* **Task material**:
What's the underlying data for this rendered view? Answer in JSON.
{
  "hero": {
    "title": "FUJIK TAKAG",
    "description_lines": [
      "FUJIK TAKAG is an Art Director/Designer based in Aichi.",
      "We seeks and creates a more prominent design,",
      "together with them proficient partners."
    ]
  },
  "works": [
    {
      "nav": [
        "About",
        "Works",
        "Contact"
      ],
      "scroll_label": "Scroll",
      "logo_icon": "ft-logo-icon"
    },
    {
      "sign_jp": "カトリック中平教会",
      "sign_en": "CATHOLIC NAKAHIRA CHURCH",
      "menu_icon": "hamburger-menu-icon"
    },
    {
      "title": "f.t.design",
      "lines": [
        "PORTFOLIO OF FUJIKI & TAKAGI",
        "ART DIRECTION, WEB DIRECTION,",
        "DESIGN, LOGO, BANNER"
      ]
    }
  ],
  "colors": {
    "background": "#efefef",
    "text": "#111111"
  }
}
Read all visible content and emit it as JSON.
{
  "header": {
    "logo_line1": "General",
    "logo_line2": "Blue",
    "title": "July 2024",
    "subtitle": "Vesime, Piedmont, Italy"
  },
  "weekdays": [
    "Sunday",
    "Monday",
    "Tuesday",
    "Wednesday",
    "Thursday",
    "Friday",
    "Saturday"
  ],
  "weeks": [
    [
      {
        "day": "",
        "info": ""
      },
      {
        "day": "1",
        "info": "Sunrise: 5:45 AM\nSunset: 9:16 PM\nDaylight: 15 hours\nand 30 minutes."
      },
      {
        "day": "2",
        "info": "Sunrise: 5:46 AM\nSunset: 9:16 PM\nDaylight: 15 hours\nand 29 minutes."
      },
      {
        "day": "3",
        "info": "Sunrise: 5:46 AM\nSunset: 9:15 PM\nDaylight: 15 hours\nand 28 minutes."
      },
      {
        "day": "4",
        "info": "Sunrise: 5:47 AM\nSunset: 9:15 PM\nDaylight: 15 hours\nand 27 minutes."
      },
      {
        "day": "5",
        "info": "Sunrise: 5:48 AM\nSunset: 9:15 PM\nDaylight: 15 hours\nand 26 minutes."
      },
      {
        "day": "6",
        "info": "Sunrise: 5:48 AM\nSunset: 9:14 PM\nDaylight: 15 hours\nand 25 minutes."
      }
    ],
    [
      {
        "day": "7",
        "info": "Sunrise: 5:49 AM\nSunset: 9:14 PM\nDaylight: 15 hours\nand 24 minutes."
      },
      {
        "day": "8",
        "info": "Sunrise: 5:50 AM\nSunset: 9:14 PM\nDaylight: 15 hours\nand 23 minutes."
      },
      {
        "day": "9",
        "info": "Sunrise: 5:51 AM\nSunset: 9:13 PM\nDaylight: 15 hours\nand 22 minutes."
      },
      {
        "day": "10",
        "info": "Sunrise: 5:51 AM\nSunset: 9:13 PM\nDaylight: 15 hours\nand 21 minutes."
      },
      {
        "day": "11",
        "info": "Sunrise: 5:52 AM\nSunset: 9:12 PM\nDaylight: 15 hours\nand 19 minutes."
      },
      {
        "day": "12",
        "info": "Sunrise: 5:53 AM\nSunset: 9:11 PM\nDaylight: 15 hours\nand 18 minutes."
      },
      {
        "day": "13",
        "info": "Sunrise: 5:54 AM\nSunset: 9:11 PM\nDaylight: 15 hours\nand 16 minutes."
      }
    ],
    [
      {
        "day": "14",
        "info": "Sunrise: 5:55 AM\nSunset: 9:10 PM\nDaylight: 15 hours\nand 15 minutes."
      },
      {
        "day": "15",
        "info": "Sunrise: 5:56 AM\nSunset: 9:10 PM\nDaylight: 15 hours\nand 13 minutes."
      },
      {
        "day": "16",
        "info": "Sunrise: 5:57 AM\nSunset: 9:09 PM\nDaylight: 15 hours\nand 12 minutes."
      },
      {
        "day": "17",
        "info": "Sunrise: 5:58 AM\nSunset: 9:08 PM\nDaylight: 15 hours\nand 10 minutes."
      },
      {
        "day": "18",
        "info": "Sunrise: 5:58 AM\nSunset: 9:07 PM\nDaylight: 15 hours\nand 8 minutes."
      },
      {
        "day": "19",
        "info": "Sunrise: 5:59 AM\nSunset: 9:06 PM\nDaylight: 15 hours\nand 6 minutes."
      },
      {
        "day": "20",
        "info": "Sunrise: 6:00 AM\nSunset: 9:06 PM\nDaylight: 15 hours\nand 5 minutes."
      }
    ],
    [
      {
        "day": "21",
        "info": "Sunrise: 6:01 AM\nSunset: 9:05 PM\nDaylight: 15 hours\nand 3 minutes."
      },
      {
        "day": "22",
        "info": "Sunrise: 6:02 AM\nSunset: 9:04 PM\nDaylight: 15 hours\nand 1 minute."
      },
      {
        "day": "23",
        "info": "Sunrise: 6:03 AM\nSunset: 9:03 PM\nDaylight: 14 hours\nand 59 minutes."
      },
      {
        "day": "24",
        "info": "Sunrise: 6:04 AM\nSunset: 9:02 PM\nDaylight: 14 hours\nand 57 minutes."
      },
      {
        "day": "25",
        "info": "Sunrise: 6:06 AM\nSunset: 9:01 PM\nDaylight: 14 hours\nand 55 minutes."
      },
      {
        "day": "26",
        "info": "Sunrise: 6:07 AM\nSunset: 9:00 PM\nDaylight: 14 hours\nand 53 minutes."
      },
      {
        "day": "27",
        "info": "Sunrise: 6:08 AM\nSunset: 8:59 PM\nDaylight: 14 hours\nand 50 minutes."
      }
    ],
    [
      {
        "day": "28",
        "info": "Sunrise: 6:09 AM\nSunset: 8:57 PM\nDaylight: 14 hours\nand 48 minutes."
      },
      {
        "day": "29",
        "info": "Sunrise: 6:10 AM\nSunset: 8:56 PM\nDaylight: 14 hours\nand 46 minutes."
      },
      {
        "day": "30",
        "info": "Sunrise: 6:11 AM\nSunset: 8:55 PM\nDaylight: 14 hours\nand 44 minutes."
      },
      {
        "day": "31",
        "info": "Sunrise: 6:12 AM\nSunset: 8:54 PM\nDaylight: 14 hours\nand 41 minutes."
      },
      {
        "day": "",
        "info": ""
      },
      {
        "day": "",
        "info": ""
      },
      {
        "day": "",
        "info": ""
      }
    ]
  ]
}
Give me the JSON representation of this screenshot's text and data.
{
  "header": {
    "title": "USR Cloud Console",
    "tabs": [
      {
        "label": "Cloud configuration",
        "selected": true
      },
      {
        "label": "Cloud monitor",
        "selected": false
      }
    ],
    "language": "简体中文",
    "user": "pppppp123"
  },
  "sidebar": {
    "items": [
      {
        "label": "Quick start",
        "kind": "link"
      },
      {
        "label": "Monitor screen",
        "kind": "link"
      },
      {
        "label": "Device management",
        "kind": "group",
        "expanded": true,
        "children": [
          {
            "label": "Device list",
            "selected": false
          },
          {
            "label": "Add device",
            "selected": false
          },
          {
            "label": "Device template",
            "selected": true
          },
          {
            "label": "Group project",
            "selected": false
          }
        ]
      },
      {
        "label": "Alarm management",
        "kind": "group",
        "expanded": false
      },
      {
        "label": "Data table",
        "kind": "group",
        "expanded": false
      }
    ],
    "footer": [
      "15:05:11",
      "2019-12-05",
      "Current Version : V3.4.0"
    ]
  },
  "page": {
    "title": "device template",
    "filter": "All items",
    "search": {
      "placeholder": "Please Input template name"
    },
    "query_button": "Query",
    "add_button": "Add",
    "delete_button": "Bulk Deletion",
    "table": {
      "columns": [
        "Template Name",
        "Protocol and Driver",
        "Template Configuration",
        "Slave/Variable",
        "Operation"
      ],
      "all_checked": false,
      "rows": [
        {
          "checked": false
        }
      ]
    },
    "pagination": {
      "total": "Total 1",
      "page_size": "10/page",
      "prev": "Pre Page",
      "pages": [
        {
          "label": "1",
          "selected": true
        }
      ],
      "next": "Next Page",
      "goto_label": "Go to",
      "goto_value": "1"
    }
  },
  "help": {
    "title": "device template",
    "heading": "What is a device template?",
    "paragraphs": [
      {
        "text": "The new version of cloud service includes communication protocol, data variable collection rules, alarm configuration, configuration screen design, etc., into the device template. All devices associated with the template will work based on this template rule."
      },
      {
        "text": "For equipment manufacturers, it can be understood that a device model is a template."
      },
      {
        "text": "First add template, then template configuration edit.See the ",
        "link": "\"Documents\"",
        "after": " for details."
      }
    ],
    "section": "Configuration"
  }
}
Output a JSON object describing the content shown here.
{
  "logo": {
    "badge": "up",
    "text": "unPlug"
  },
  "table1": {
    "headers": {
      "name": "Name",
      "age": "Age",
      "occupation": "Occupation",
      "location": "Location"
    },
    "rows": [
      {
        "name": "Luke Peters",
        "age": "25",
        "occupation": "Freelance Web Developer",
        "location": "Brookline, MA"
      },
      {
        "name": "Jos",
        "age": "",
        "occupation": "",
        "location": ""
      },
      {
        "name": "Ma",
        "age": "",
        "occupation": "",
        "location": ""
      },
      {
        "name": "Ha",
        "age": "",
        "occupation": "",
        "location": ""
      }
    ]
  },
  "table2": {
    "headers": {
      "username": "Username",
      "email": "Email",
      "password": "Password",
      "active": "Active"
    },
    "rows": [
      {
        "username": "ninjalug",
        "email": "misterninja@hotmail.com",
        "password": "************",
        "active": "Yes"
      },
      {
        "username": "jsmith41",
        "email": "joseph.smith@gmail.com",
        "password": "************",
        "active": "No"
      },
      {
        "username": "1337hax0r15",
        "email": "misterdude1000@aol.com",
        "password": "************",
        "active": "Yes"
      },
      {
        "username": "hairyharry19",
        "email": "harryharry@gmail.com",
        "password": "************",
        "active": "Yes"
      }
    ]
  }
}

* **What the task requires**:
All lines above with "icon" in them should be returned.

* **Finished exercise**:
      "logo_icon": "ft-logo-icon"
      "menu_icon": "hamburger-menu-icon"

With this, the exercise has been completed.